◆ **Exercise goal**
Scan the data below and report how many lines include the word "уровня". Nothing else is wanted.
:::
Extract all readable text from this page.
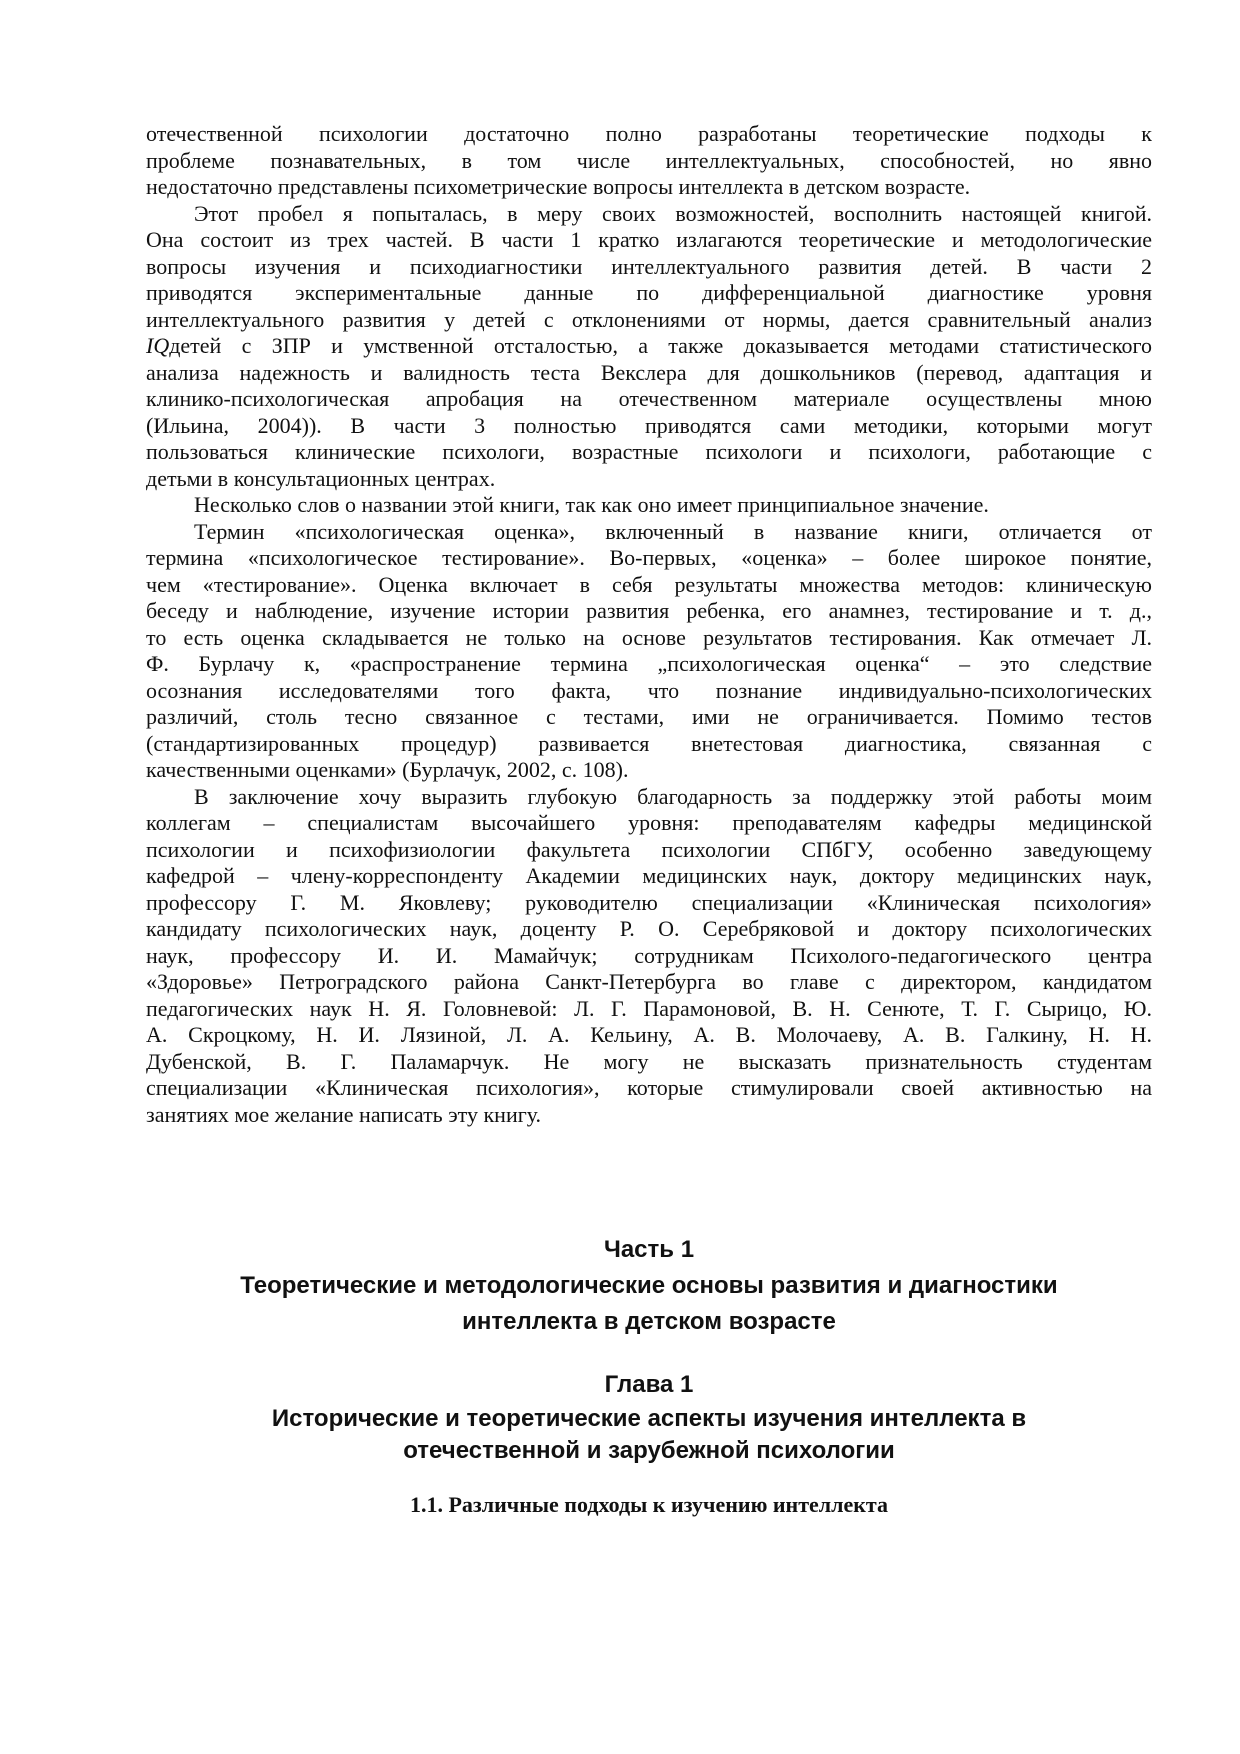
отечественной психологии достаточно полно разработаны теоретические подходы к
проблеме познавательных, в том числе интеллектуальных, способностей, но явно
недостаточно представлены психометрические вопросы интеллекта в детском возрасте.
Этот пробел я попыталась, в меру своих возможностей, восполнить настоящей книгой.
Она состоит из трех частей. В части 1 кратко излагаются теоретические и методологические
вопросы изучения и психодиагностики интеллектуального развития детей. В части 2
приводятся экспериментальные данные по дифференциальной диагностике уровня
интеллектуального развития у детей с отклонениями от нормы, дается сравнительный анализ
IQдетей с ЗПР и умственной отсталостью, а также доказывается методами статистического
анализа надежность и валидность теста Векслера для дошкольников (перевод, адаптация и
клинико-психологическая апробация на отечественном материале осуществлены мною
(Ильина, 2004)). В части 3 полностью приводятся сами методики, которыми могут
пользоваться клинические психологи, возрастные психологи и психологи, работающие с
детьми в консультационных центрах.
Несколько слов о названии этой книги, так как оно имеет принципиальное значение.
Термин «психологическая оценка», включенный в название книги, отличается от
термина «психологическое тестирование». Во-первых, «оценка» – более широкое понятие,
чем «тестирование». Оценка включает в себя результаты множества методов: клиническую
беседу и наблюдение, изучение истории развития ребенка, его анамнез, тестирование и т. д.,
то есть оценка складывается не только на основе результатов тестирования. Как отмечает Л.
Ф. Бурлачу к, «распространение термина „психологическая оценка“ – это следствие
осознания исследователями того факта, что познание индивидуально-психологических
различий, столь тесно связанное с тестами, ими не ограничивается. Помимо тестов
(стандартизированных процедур) развивается внетестовая диагностика, связанная с
качественными оценками» (Бурлачук, 2002, с. 108).
В заключение хочу выразить глубокую благодарность за поддержку этой работы моим
коллегам – специалистам высочайшего уровня: преподавателям кафедры медицинской
психологии и психофизиологии факультета психологии СПбГУ, особенно заведующему
кафедрой – члену-корреспонденту Академии медицинских наук, доктору медицинских наук,
профессору Г. М. Яковлеву; руководителю специализации «Клиническая психология»
кандидату психологических наук, доценту Р. О. Серебряковой и доктору психологических
наук, профессору И. И. Мамайчук; сотрудникам Психолого-педагогического центра
«Здоровье» Петроградского района Санкт-Петербурга во главе с директором, кандидатом
педагогических наук Н. Я. Головневой: Л. Г. Парамоновой, В. Н. Сенюте, Т. Г. Сырицо, Ю.
А. Скроцкому, Н. И. Лязиной, Л. А. Кельину, А. В. Молочаеву, А. В. Галкину, Н. Н.
Дубенской, В. Г. Паламарчук. Не могу не высказать признательность студентам
специализации «Клиническая психология», которые стимулировали своей активностью на
занятиях мое желание написать эту книгу.
Часть 1
Теоретические и методологические основы развития и диагностики
интеллекта в детском возрасте
Глава 1
Исторические и теоретические аспекты изучения интеллекта в
отечественной и зарубежной психологии
1.1. Различные подходы к изучению интеллекта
:::
◆ **Full answer**
2